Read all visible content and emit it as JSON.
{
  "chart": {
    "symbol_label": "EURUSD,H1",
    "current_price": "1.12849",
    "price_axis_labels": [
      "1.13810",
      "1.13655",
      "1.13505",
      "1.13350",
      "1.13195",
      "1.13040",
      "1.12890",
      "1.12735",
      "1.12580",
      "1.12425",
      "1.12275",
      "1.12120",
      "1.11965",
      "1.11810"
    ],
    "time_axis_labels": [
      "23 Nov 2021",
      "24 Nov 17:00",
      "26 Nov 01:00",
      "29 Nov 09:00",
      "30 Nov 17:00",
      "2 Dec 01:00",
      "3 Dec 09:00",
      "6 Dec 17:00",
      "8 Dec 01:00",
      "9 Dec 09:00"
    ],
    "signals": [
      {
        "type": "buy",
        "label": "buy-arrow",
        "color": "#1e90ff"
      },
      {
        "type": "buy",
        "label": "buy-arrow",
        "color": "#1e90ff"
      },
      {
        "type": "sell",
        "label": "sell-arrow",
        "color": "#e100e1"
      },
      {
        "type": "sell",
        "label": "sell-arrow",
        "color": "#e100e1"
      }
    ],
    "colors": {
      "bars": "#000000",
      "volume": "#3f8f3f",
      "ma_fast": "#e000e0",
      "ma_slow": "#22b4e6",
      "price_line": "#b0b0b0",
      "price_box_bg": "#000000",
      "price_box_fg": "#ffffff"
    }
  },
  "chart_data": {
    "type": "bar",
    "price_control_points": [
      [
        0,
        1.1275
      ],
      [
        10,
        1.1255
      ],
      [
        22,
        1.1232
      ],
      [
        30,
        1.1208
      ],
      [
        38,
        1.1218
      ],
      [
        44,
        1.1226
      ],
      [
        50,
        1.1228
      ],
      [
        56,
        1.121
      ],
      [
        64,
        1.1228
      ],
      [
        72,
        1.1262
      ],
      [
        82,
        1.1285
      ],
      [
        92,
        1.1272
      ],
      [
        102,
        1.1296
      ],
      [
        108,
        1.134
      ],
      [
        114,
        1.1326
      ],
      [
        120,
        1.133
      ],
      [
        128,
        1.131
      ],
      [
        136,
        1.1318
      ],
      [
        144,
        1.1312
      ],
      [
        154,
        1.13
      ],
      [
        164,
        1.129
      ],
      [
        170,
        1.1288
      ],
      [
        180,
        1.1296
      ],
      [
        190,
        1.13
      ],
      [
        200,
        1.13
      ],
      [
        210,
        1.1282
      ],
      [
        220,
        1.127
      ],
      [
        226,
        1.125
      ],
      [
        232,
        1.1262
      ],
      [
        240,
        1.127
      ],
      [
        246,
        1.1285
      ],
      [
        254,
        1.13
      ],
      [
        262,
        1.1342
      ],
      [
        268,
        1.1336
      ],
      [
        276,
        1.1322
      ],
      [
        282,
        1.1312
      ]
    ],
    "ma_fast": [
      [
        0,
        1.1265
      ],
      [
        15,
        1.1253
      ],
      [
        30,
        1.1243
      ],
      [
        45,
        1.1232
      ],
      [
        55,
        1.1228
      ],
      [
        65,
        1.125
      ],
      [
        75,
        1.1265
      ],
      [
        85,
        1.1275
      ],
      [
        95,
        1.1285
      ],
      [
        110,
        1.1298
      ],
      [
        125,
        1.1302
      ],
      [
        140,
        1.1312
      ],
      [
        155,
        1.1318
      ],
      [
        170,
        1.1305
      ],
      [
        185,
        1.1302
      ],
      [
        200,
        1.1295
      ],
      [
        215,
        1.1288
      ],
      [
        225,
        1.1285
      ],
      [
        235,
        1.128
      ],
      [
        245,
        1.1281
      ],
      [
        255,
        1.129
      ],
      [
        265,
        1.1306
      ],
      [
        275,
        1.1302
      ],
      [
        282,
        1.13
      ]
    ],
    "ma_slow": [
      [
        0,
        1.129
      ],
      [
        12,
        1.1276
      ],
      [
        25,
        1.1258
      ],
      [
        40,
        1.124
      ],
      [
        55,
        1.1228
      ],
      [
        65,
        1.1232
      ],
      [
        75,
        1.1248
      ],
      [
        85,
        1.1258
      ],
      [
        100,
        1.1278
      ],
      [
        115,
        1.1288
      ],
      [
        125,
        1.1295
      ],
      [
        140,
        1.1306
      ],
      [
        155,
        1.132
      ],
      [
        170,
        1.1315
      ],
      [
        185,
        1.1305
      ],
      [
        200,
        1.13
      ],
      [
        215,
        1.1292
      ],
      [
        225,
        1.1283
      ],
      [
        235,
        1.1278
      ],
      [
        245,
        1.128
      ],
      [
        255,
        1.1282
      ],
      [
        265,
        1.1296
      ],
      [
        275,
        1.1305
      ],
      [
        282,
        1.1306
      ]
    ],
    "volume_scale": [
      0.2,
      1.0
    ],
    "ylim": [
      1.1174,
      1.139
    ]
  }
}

____

Please repeat the listing exactly, with nothing left out.

Read all visible content and emit it as JSON.
{
  "chart": {
    "symbol_label": "EURUSD,H1",
    "current_price": "1.12849",
    "price_axis_labels": [
      "1.13810",
      "1.13655",
      "1.13505",
      "1.13350",
      "1.13195",
      "1.13040",
      "1.12890",
      "1.12735",
      "1.12580",
      "1.12425",
      "1.12275",
      "1.12120",
      "1.11965",
      "1.11810"
    ],
    "time_axis_labels": [
      "23 Nov 2021",
      "24 Nov 17:00",
      "26 Nov 01:00",
      "29 Nov 09:00",
      "30 Nov 17:00",
      "2 Dec 01:00",
      "3 Dec 09:00",
      "6 Dec 17:00",
      "8 Dec 01:00",
      "9 Dec 09:00"
    ],
    "signals": [
      {
        "type": "buy",
        "label": "buy-arrow",
        "color": "#1e90ff"
      },
      {
        "type": "buy",
        "label": "buy-arrow",
        "color": "#1e90ff"
      },
      {
        "type": "sell",
        "label": "sell-arrow",
        "color": "#e100e1"
      },
      {
        "type": "sell",
        "label": "sell-arrow",
        "color": "#e100e1"
      }
    ],
    "colors": {
      "bars": "#000000",
      "volume": "#3f8f3f",
      "ma_fast": "#e000e0",
      "ma_slow": "#22b4e6",
      "price_line": "#b0b0b0",
      "price_box_bg": "#000000",
      "price_box_fg": "#ffffff"
    }
  },
  "chart_data": {
    "type": "bar",
    "price_control_points": [
      [
        0,
        1.1275
      ],
      [
        10,
        1.1255
      ],
      [
        22,
        1.1232
      ],
      [
        30,
        1.1208
      ],
      [
        38,
        1.1218
      ],
      [
        44,
        1.1226
      ],
      [
        50,
        1.1228
      ],
      [
        56,
        1.121
      ],
      [
        64,
        1.1228
      ],
      [
        72,
        1.1262
      ],
      [
        82,
        1.1285
      ],
      [
        92,
        1.1272
      ],
      [
        102,
        1.1296
      ],
      [
        108,
        1.134
      ],
      [
        114,
        1.1326
      ],
      [
        120,
        1.133
      ],
      [
        128,
        1.131
      ],
      [
        136,
        1.1318
      ],
      [
        144,
        1.1312
      ],
      [
        154,
        1.13
      ],
      [
        164,
        1.129
      ],
      [
        170,
        1.1288
      ],
      [
        180,
        1.1296
      ],
      [
        190,
        1.13
      ],
      [
        200,
        1.13
      ],
      [
        210,
        1.1282
      ],
      [
        220,
        1.127
      ],
      [
        226,
        1.125
      ],
      [
        232,
        1.1262
      ],
      [
        240,
        1.127
      ],
      [
        246,
        1.1285
      ],
      [
        254,
        1.13
      ],
      [
        262,
        1.1342
      ],
      [
        268,
        1.1336
      ],
      [
        276,
        1.1322
      ],
      [
        282,
        1.1312
      ]
    ],
    "ma_fast": [
      [
        0,
        1.1265
      ],
      [
        15,
        1.1253
      ],
      [
        30,
        1.1243
      ],
      [
        45,
        1.1232
      ],
      [
        55,
        1.1228
      ],
      [
        65,
        1.125
      ],
      [
        75,
        1.1265
      ],
      [
        85,
        1.1275
      ],
      [
        95,
        1.1285
      ],
      [
        110,
        1.1298
      ],
      [
        125,
        1.1302
      ],
      [
        140,
        1.1312
      ],
      [
        155,
        1.1318
      ],
      [
        170,
        1.1305
      ],
      [
        185,
        1.1302
      ],
      [
        200,
        1.1295
      ],
      [
        215,
        1.1288
      ],
      [
        225,
        1.1285
      ],
      [
        235,
        1.128
      ],
      [
        245,
        1.1281
      ],
      [
        255,
        1.129
      ],
      [
        265,
        1.1306
      ],
      [
        275,
        1.1302
      ],
      [
        282,
        1.13
      ]
    ],
    "ma_slow": [
      [
        0,
        1.129
      ],
      [
        12,
        1.1276
      ],
      [
        25,
        1.1258
      ],
      [
        40,
        1.124
      ],
      [
        55,
        1.1228
      ],
      [
        65,
        1.1232
      ],
      [
        75,
        1.1248
      ],
      [
        85,
        1.1258
      ],
      [
        100,
        1.1278
      ],
      [
        115,
        1.1288
      ],
      [
        125,
        1.1295
      ],
      [
        140,
        1.1306
      ],
      [
        155,
        1.132
      ],
      [
        170,
        1.1315
      ],
      [
        185,
        1.1305
      ],
      [
        200,
        1.13
      ],
      [
        215,
        1.1292
      ],
      [
        225,
        1.1283
      ],
      [
        235,
        1.1278
      ],
      [
        245,
        1.128
      ],
      [
        255,
        1.1282
      ],
      [
        265,
        1.1296
      ],
      [
        275,
        1.1305
      ],
      [
        282,
        1.1306
      ]
    ],
    "volume_scale": [
      0.2,
      1.0
    ],
    "ylim": [
      1.1174,
      1.139
    ]
  }
}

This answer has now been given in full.